* _Exercise aim_
Scan the material for the word "JSON", and copy each line where it shows up.

[Extracted records]

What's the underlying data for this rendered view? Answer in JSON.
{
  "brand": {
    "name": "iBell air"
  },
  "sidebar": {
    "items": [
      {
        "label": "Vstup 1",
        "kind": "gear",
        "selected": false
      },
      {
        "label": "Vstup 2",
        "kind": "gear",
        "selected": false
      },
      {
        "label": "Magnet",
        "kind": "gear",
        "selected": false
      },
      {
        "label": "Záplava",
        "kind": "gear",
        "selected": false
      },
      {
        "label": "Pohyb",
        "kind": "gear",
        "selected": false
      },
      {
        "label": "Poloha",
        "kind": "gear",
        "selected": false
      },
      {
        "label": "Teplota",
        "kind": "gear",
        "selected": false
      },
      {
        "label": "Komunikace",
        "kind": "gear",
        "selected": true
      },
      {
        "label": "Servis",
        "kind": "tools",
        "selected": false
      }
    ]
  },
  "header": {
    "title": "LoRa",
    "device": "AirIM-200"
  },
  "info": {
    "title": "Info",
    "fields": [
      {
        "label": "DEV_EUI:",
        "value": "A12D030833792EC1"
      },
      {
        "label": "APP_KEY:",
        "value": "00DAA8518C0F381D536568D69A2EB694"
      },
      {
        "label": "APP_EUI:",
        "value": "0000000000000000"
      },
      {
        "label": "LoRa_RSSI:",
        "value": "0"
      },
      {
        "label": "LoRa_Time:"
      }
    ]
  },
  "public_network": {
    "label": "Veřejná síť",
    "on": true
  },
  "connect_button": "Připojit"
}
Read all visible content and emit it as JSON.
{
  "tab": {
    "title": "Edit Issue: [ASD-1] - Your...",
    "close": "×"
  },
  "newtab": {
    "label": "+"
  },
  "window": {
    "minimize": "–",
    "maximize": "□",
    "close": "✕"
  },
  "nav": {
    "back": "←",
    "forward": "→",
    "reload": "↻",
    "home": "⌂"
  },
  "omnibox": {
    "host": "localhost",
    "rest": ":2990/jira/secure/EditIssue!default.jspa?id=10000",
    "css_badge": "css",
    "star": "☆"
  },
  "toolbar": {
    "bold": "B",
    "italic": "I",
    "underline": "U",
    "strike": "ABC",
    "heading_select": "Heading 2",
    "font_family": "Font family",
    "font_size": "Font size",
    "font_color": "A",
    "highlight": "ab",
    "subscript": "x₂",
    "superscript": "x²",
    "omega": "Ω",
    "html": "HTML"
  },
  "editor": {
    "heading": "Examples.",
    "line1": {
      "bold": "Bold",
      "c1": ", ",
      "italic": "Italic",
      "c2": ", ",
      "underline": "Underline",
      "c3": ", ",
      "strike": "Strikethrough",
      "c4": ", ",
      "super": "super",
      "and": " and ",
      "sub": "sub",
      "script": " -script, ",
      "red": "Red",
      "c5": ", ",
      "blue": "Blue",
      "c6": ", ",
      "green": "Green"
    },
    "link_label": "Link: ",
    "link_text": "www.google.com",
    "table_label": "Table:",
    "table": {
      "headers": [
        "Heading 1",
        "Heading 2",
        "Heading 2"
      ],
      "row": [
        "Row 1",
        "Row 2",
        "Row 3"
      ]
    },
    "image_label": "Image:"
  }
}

* _Full response_
What's the underlying data for this rendered view? Answer in JSON.
Read all visible content and emit it as JSON.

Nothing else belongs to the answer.